*EXERCISE OBJECTIVE*:
Copy every record below exactly as written, but leave out the pictures.

++++ DATASET ENTRIES ++++

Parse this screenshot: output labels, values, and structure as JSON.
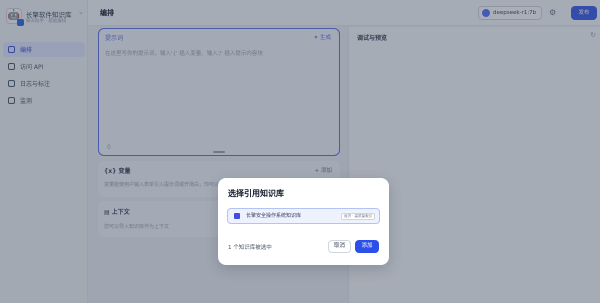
{
  "app": {
    "name": "长擎软件知识库",
    "subtitle": "聊天助手 · 基础编排",
    "avatar_icon": "robot-icon"
  },
  "sidebar": {
    "items": [
      {
        "label": "编排",
        "icon": "layout-icon",
        "active": true
      },
      {
        "label": "访问 API",
        "icon": "terminal-icon",
        "active": false
      },
      {
        "label": "日志与标注",
        "icon": "file-text-icon",
        "active": false
      },
      {
        "label": "监测",
        "icon": "dashboard-icon",
        "active": false
      }
    ]
  },
  "header": {
    "title": "编排",
    "model": "deepseek-r1:7b",
    "publish_label": "发布"
  },
  "prompt": {
    "title": "提示词",
    "generate_label": "生成",
    "placeholder": "在这里写你的提示词，输入'{' 插入变量、输入'/' 插入提示内容块",
    "count": "0"
  },
  "variables": {
    "title": "变量",
    "add_label": "添加",
    "description": "变量能使用户输入表单引入提示词或开场白，你可以试试在提示词中输入 {{input}}"
  },
  "context": {
    "title": "上下文",
    "description": "您可以导入知识库作为上下文"
  },
  "debug": {
    "title": "调试与预览"
  },
  "modal": {
    "title": "选择引用知识库",
    "kb_item_name": "长擎安全操作系统知识库",
    "kb_item_meta": "经济 · 高质量索引",
    "selected_count": "1 个知识库被选中",
    "cancel_label": "取消",
    "add_label": "添加"
  },
  "colors": {
    "primary": "#2b4fe8",
    "selected_bg": "#eef2ff",
    "selected_border": "#b2c3f7"
  }
}
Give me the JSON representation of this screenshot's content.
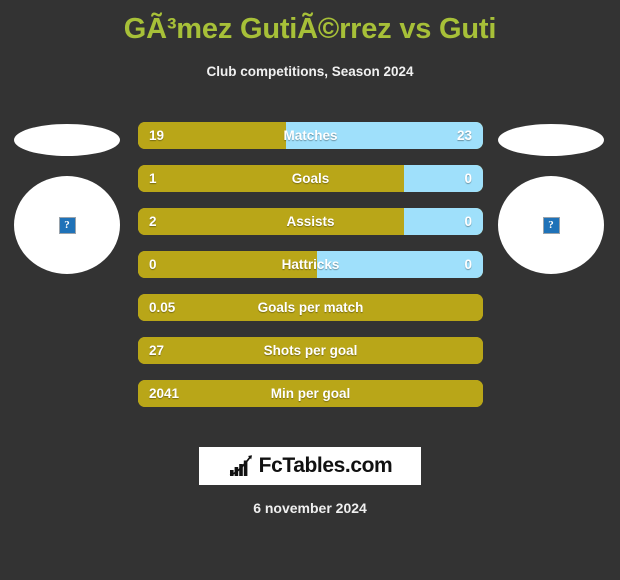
{
  "header": {
    "title": "GÃ³mez GutiÃ©rrez vs Guti",
    "subtitle": "Club competitions, Season 2024",
    "title_color": "#a7c038"
  },
  "colors": {
    "background": "#333333",
    "home_bar": "#b9a618",
    "away_bar": "#9fe0fb",
    "text": "#ffffff"
  },
  "players": [
    {
      "side": "left",
      "photo_status": "broken-image",
      "placeholder_glyph": "?"
    },
    {
      "side": "right",
      "photo_status": "broken-image",
      "placeholder_glyph": "?"
    }
  ],
  "chart_data": {
    "type": "bar",
    "title": "GÃ³mez GutiÃ©rrez vs Guti",
    "subtitle": "Club competitions, Season 2024",
    "orientation": "horizontal-diverging",
    "series": [
      {
        "name": "home",
        "color": "#b9a618"
      },
      {
        "name": "away",
        "color": "#9fe0fb"
      }
    ],
    "categories": [
      "Matches",
      "Goals",
      "Assists",
      "Hattricks",
      "Goals per match",
      "Shots per goal",
      "Min per goal"
    ],
    "rows": [
      {
        "label": "Matches",
        "home": "19",
        "away": "23",
        "home_pct": 43,
        "comparison": true
      },
      {
        "label": "Goals",
        "home": "1",
        "away": "0",
        "home_pct": 77,
        "comparison": true
      },
      {
        "label": "Assists",
        "home": "2",
        "away": "0",
        "home_pct": 77,
        "comparison": true
      },
      {
        "label": "Hattricks",
        "home": "0",
        "away": "0",
        "home_pct": 52,
        "comparison": true
      },
      {
        "label": "Goals per match",
        "home": "0.05",
        "away": "",
        "home_pct": 100,
        "comparison": false
      },
      {
        "label": "Shots per goal",
        "home": "27",
        "away": "",
        "home_pct": 100,
        "comparison": false
      },
      {
        "label": "Min per goal",
        "home": "2041",
        "away": "",
        "home_pct": 100,
        "comparison": false
      }
    ]
  },
  "footer": {
    "logo_text": "FcTables.com",
    "logo_icon": "bar-chart-growth-icon",
    "date": "6 november 2024"
  }
}
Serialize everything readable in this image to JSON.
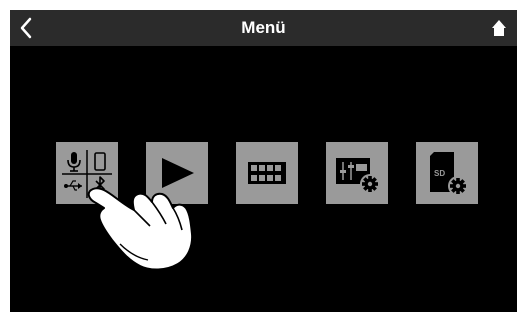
{
  "header": {
    "title": "Menü",
    "back_icon": "chevron-left-icon",
    "home_icon": "home-icon"
  },
  "menu": {
    "items": [
      {
        "icon": "input-source-icon",
        "sub_icons": [
          "microphone-icon",
          "smartphone-icon",
          "usb-icon",
          "bluetooth-icon"
        ]
      },
      {
        "icon": "play-icon"
      },
      {
        "icon": "pad-grid-icon"
      },
      {
        "icon": "mixer-settings-icon"
      },
      {
        "icon": "sd-card-settings-icon"
      }
    ]
  },
  "overlay": {
    "icon": "pointing-hand-icon"
  },
  "colors": {
    "background": "#000000",
    "topbar": "#2b2b2b",
    "tile": "#9a9a9a",
    "icon": "#000000",
    "title": "#ffffff"
  }
}
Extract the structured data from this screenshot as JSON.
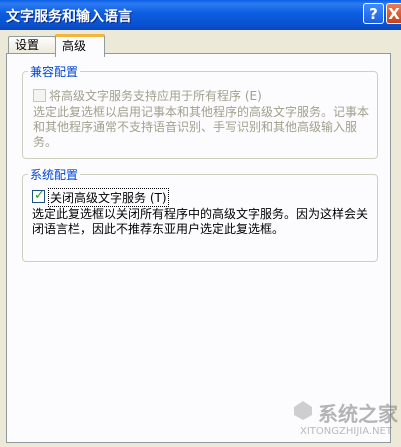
{
  "window": {
    "title": "文字服务和输入语言",
    "help_label": "?",
    "close_label": "X"
  },
  "tabs": [
    {
      "label": "设置"
    },
    {
      "label": "高级"
    }
  ],
  "compat_group": {
    "legend": "兼容配置",
    "checkbox_label": "将高级文字服务支持应用于所有程序 (E)",
    "checked": false,
    "enabled": false,
    "description": "选定此复选框以启用记事本和其他程序的高级文字服务。记事本和其他程序通常不支持语音识别、手写识别和其他高级输入服务。"
  },
  "system_group": {
    "legend": "系统配置",
    "checkbox_label": "关闭高级文字服务 (T)",
    "checked": true,
    "description": "选定此复选框以关闭所有程序中的高级文字服务。因为这样会关闭语言栏，因此不推荐东亚用户选定此复选框。"
  },
  "watermark": {
    "text": "系统之家",
    "url": "XITONGZHIJIA.NET"
  }
}
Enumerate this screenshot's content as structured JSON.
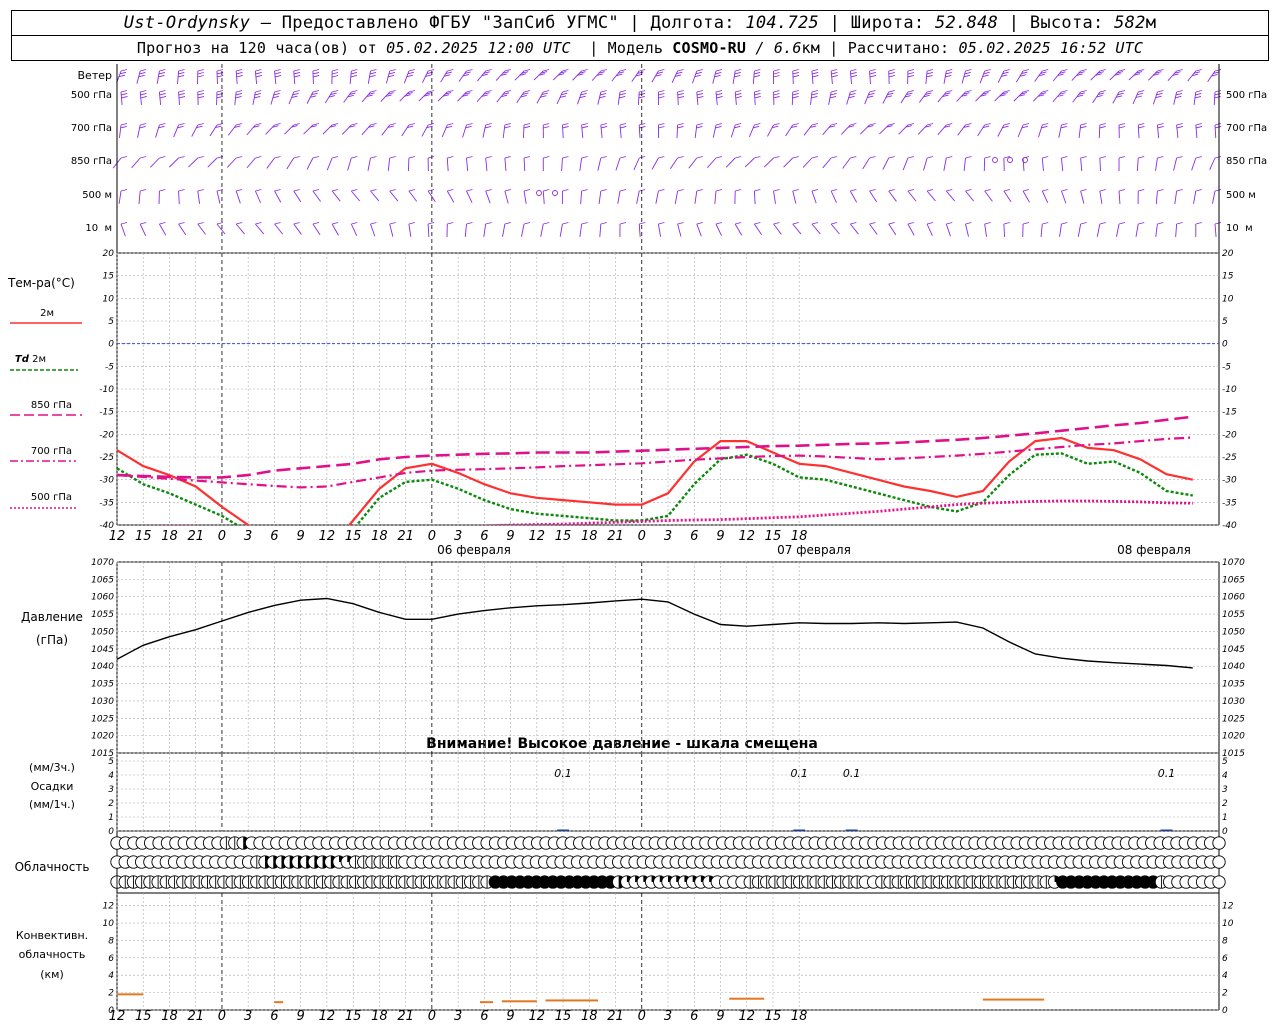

++++

*COMPLETE OUTPUT*:
Parse this screenshot: output labels, values, and structure as JSON.
{
  "app": {
    "name": "长擎软件知识库",
    "subtitle": "聊天助手 · 基础编排",
    "avatar_icon": "robot-icon"
  },
  "sidebar": {
    "items": [
      {
        "label": "编排",
        "icon": "layout-icon",
        "active": true
      },
      {
        "label": "访问 API",
        "icon": "terminal-icon",
        "active": false
      },
      {
        "label": "日志与标注",
        "icon": "file-text-icon",
        "active": false
      },
      {
        "label": "监测",
        "icon": "dashboard-icon",
        "active": false
      }
    ]
  },
  "header": {
    "title": "编排",
    "model": "deepseek-r1:7b",
    "publish_label": "发布"
  },
  "prompt": {
    "title": "提示词",
    "generate_label": "生成",
    "placeholder": "在这里写你的提示词，输入'{' 插入变量、输入'/' 插入提示内容块",
    "count": "0"
  },
  "variables": {
    "title": "变量",
    "add_label": "添加",
    "description": "变量能使用户输入表单引入提示词或开场白，你可以试试在提示词中输入 {{input}}"
  },
  "context": {
    "title": "上下文",
    "description": "您可以导入知识库作为上下文"
  },
  "debug": {
    "title": "调试与预览"
  },
  "modal": {
    "title": "选择引用知识库",
    "kb_item_name": "长擎安全操作系统知识库",
    "kb_item_meta": "经济 · 高质量索引",
    "selected_count": "1 个知识库被选中",
    "cancel_label": "取消",
    "add_label": "添加"
  },
  "colors": {
    "primary": "#2b4fe8",
    "selected_bg": "#eef2ff",
    "selected_border": "#b2c3f7"
  }
}
Give me the JSON representation of this screenshot's content.
{
  "header": {
    "title": "GÃ³mez GutiÃ©rrez vs Guti",
    "subtitle": "Club competitions, Season 2024",
    "title_color": "#a7c038"
  },
  "colors": {
    "background": "#333333",
    "home_bar": "#b9a618",
    "away_bar": "#9fe0fb",
    "text": "#ffffff"
  },
  "players": [
    {
      "side": "left",
      "photo_status": "broken-image",
      "placeholder_glyph": "?"
    },
    {
      "side": "right",
      "photo_status": "broken-image",
      "placeholder_glyph": "?"
    }
  ],
  "chart_data": {
    "type": "bar",
    "title": "GÃ³mez GutiÃ©rrez vs Guti",
    "subtitle": "Club competitions, Season 2024",
    "orientation": "horizontal-diverging",
    "series": [
      {
        "name": "home",
        "color": "#b9a618"
      },
      {
        "name": "away",
        "color": "#9fe0fb"
      }
    ],
    "categories": [
      "Matches",
      "Goals",
      "Assists",
      "Hattricks",
      "Goals per match",
      "Shots per goal",
      "Min per goal"
    ],
    "rows": [
      {
        "label": "Matches",
        "home": "19",
        "away": "23",
        "home_pct": 43,
        "comparison": true
      },
      {
        "label": "Goals",
        "home": "1",
        "away": "0",
        "home_pct": 77,
        "comparison": true
      },
      {
        "label": "Assists",
        "home": "2",
        "away": "0",
        "home_pct": 77,
        "comparison": true
      },
      {
        "label": "Hattricks",
        "home": "0",
        "away": "0",
        "home_pct": 52,
        "comparison": true
      },
      {
        "label": "Goals per match",
        "home": "0.05",
        "away": "",
        "home_pct": 100,
        "comparison": false
      },
      {
        "label": "Shots per goal",
        "home": "27",
        "away": "",
        "home_pct": 100,
        "comparison": false
      },
      {
        "label": "Min per goal",
        "home": "2041",
        "away": "",
        "home_pct": 100,
        "comparison": false
      }
    ]
  },
  "footer": {
    "logo_text": "FcTables.com",
    "logo_icon": "bar-chart-growth-icon",
    "date": "6 november 2024"
  }
}
Serialize everything readable in this image to JSON.
{
  "header": {
    "title": "Menü",
    "back_icon": "chevron-left-icon",
    "home_icon": "home-icon"
  },
  "menu": {
    "items": [
      {
        "icon": "input-source-icon",
        "sub_icons": [
          "microphone-icon",
          "smartphone-icon",
          "usb-icon",
          "bluetooth-icon"
        ]
      },
      {
        "icon": "play-icon"
      },
      {
        "icon": "pad-grid-icon"
      },
      {
        "icon": "mixer-settings-icon"
      },
      {
        "icon": "sd-card-settings-icon"
      }
    ]
  },
  "overlay": {
    "icon": "pointing-hand-icon"
  },
  "colors": {
    "background": "#000000",
    "topbar": "#2b2b2b",
    "tile": "#9a9a9a",
    "icon": "#000000",
    "title": "#ffffff"
  }
}
Extract the structured data from this screenshot as JSON.
{
  "window": {
    "title": "文字服务和输入语言",
    "help_label": "?",
    "close_label": "X"
  },
  "tabs": [
    {
      "label": "设置"
    },
    {
      "label": "高级"
    }
  ],
  "compat_group": {
    "legend": "兼容配置",
    "checkbox_label": "将高级文字服务支持应用于所有程序 (E)",
    "checked": false,
    "enabled": false,
    "description": "选定此复选框以启用记事本和其他程序的高级文字服务。记事本和其他程序通常不支持语音识别、手写识别和其他高级输入服务。"
  },
  "system_group": {
    "legend": "系统配置",
    "checkbox_label": "关闭高级文字服务 (T)",
    "checked": true,
    "description": "选定此复选框以关闭所有程序中的高级文字服务。因为这样会关闭语言栏，因此不推荐东亚用户选定此复选框。"
  },
  "watermark": {
    "text": "系统之家",
    "url": "XITONGZHIJIA.NET"
  }
}
Enumerate this screenshot's content as structured JSON.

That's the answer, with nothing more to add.